Omit the pictures, then reproduce every remaining record exactly.

## Start

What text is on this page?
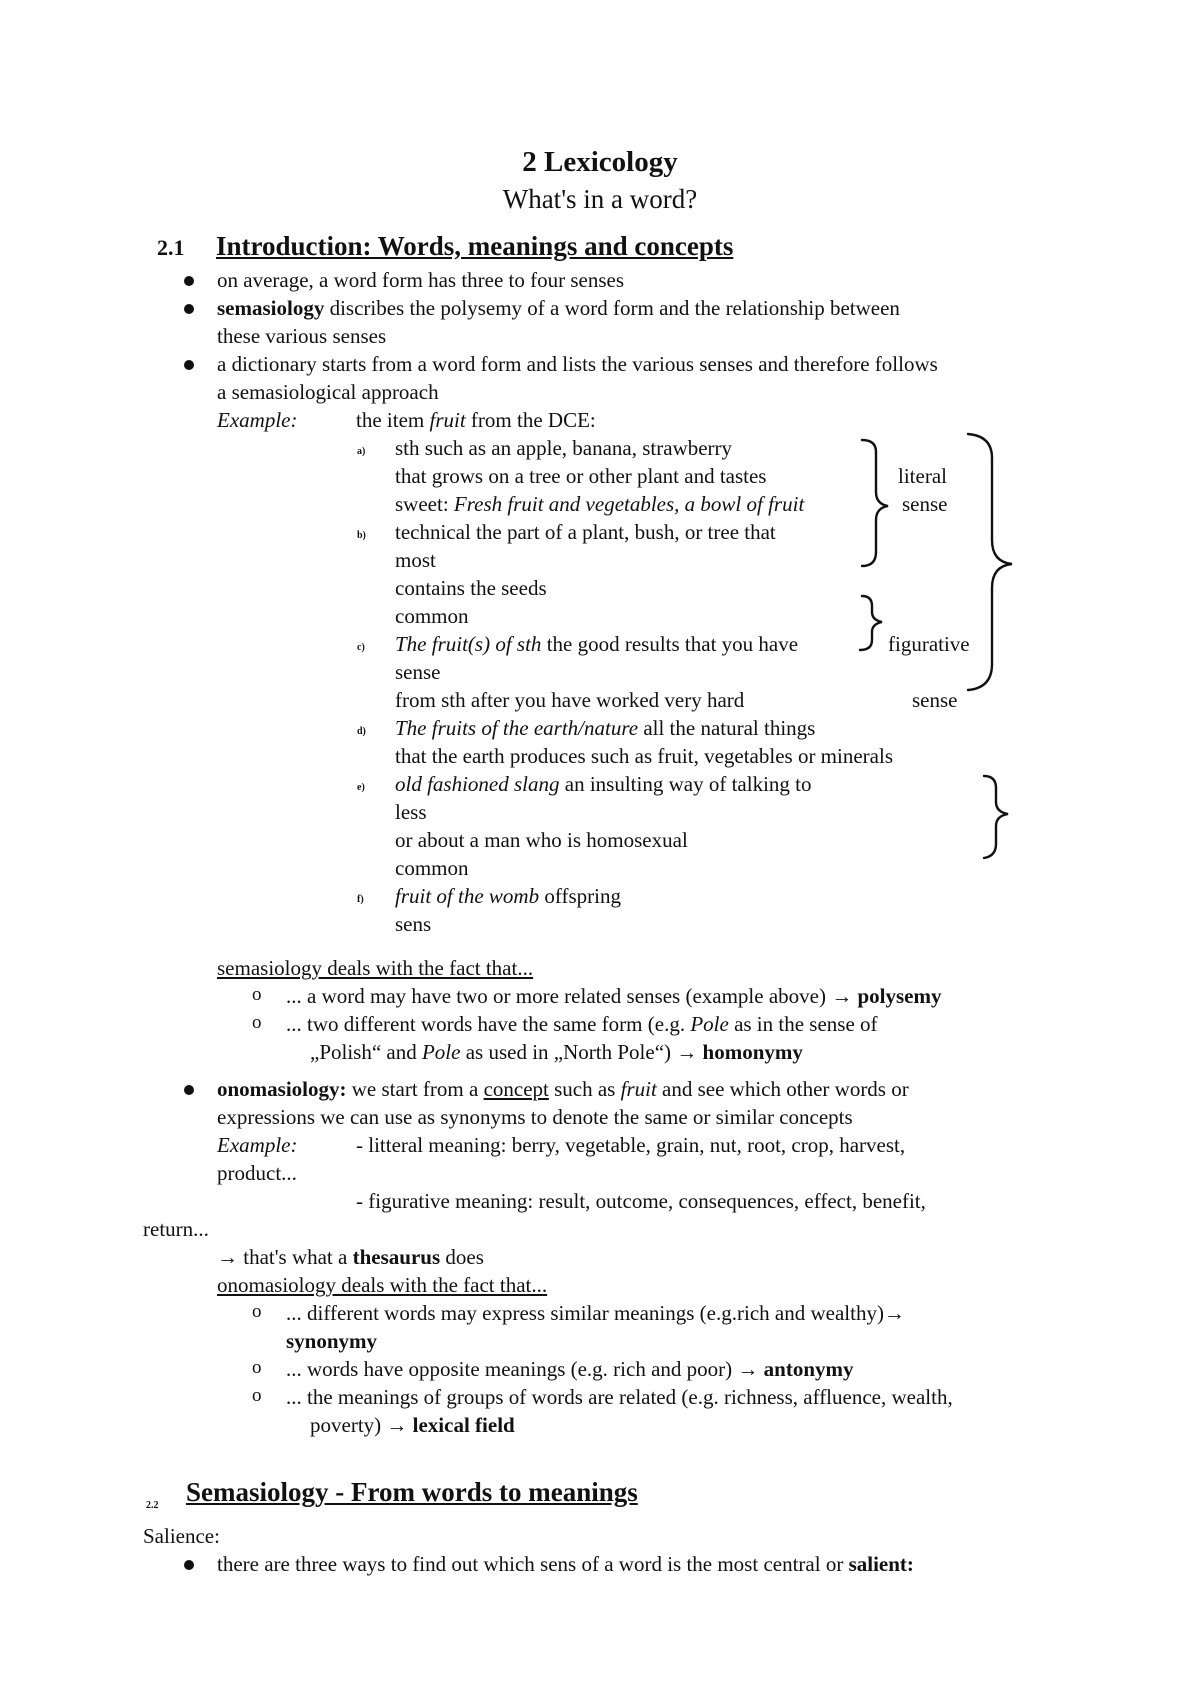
2 Lexicology
What's in a word?
2.1 Introduction: Words, meanings and concepts
on average, a word form has three to four senses
semasiology discribes the polysemy of a word form and the relationship between
these various senses
a dictionary starts from a word form and lists the various senses and therefore follows
a semasiological approach
Example:	the item fruit from the DCE:
a) sth such as an apple, banana, strawberry
that grows on a tree or other plant and tastes
sweet: Fresh fruit and vegetables, a bowl of fruit
b) technical the part of a plant, bush, or tree that
most
contains the seeds
common
c) The fruit(s) of sth the good results that you have
sense
from sth after you have worked very hard
d) The fruits of the earth/nature all the natural things
that the earth produces such as fruit, vegetables or minerals
e) old fashioned slang an insulting way of talking to
less
or about a man who is homosexual
common
f) fruit of the womb offspring
sens
literal
sense
figurative
sense
semasiology deals with the fact that...
o ... a word may have two or more related senses (example above) → polysemy
o ... two different words have the same form (e.g. Pole as in the sense of
„Polish“ and Pole as used in „North Pole“) → homonymy
onomasiology: we start from a concept such as fruit and see which other words or
expressions we can use as synonyms to denote the same or similar concepts
Example:	- litteral meaning: berry, vegetable, grain, nut, root, crop, harvest,
product...
- figurative meaning: result, outcome, consequences, effect, benefit,
return...
→ that's what a thesaurus does
onomasiology deals with the fact that...
o ... different words may express similar meanings (e.g.rich and wealthy)→
synonymy
o ... words have opposite meanings (e.g. rich and poor) → antonymy
o ... the meanings of groups of words are related (e.g. richness, affluence, wealth,
poverty) → lexical field
2.2 Semasiology - From words to meanings
Salience:
there are three ways to find out which sens of a word is the most central or salient:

## End

◆ Reply:
What text is on this page?
2 Lexicology
What's in a word?
2.1 Introduction: Words, meanings and concepts
on average, a word form has three to four senses
semasiology discribes the polysemy of a word form and the relationship between
these various senses
a dictionary starts from a word form and lists the various senses and therefore follows
a semasiological approach
Example:	the item fruit from the DCE:
a) sth such as an apple, banana, strawberry
that grows on a tree or other plant and tastes
sweet: Fresh fruit and vegetables, a bowl of fruit
b) technical the part of a plant, bush, or tree that
most
contains the seeds
common
c) The fruit(s) of sth the good results that you have
sense
from sth after you have worked very hard
d) The fruits of the earth/nature all the natural things
that the earth produces such as fruit, vegetables or minerals
e) old fashioned slang an insulting way of talking to
less
or about a man who is homosexual
common
f) fruit of the womb offspring
sens
literal
sense
figurative
sense
semasiology deals with the fact that...
o ... a word may have two or more related senses (example above) → polysemy
o ... two different words have the same form (e.g. Pole as in the sense of
„Polish“ and Pole as used in „North Pole“) → homonymy
onomasiology: we start from a concept such as fruit and see which other words or
expressions we can use as synonyms to denote the same or similar concepts
Example:	- litteral meaning: berry, vegetable, grain, nut, root, crop, harvest,
product...
- figurative meaning: result, outcome, consequences, effect, benefit,
return...
→ that's what a thesaurus does
onomasiology deals with the fact that...
o ... different words may express similar meanings (e.g.rich and wealthy)→
synonymy
o ... words have opposite meanings (e.g. rich and poor) → antonymy
o ... the meanings of groups of words are related (e.g. richness, affluence, wealth,
poverty) → lexical field
2.2 Semasiology - From words to meanings
Salience:
there are three ways to find out which sens of a word is the most central or salient:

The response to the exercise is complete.